Collected data:
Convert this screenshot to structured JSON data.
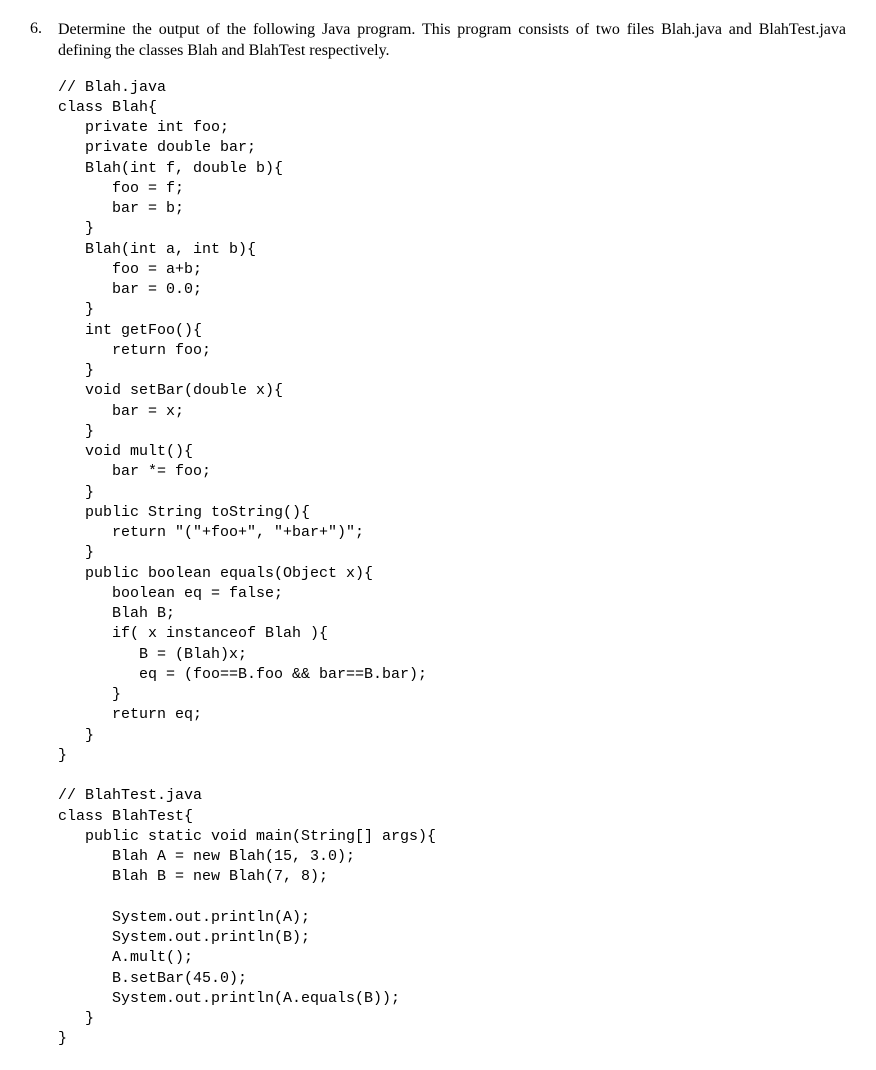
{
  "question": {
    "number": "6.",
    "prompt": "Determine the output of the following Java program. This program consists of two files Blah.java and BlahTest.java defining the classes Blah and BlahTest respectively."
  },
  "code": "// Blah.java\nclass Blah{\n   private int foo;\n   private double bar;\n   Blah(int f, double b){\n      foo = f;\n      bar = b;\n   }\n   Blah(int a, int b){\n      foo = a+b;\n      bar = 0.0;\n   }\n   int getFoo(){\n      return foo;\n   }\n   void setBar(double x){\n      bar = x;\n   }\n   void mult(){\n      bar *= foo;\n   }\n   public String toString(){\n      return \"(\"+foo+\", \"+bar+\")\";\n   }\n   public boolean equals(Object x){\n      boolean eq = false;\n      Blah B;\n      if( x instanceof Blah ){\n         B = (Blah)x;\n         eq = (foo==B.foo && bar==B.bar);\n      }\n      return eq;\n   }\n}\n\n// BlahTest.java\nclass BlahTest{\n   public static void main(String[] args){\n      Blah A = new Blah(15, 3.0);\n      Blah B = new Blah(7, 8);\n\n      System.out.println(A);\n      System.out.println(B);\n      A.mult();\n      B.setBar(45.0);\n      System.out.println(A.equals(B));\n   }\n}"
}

• **EXERCISE PROMPT**:
Transcribe the material exactly, and leave out whatever pictures it holds.

• **TASK SOLUTION**:
Convert this screenshot to structured JSON data.
{
  "question": {
    "number": "6.",
    "prompt": "Determine the output of the following Java program. This program consists of two files Blah.java and BlahTest.java defining the classes Blah and BlahTest respectively."
  },
  "code": "// Blah.java\nclass Blah{\n   private int foo;\n   private double bar;\n   Blah(int f, double b){\n      foo = f;\n      bar = b;\n   }\n   Blah(int a, int b){\n      foo = a+b;\n      bar = 0.0;\n   }\n   int getFoo(){\n      return foo;\n   }\n   void setBar(double x){\n      bar = x;\n   }\n   void mult(){\n      bar *= foo;\n   }\n   public String toString(){\n      return \"(\"+foo+\", \"+bar+\")\";\n   }\n   public boolean equals(Object x){\n      boolean eq = false;\n      Blah B;\n      if( x instanceof Blah ){\n         B = (Blah)x;\n         eq = (foo==B.foo && bar==B.bar);\n      }\n      return eq;\n   }\n}\n\n// BlahTest.java\nclass BlahTest{\n   public static void main(String[] args){\n      Blah A = new Blah(15, 3.0);\n      Blah B = new Blah(7, 8);\n\n      System.out.println(A);\n      System.out.println(B);\n      A.mult();\n      B.setBar(45.0);\n      System.out.println(A.equals(B));\n   }\n}"
}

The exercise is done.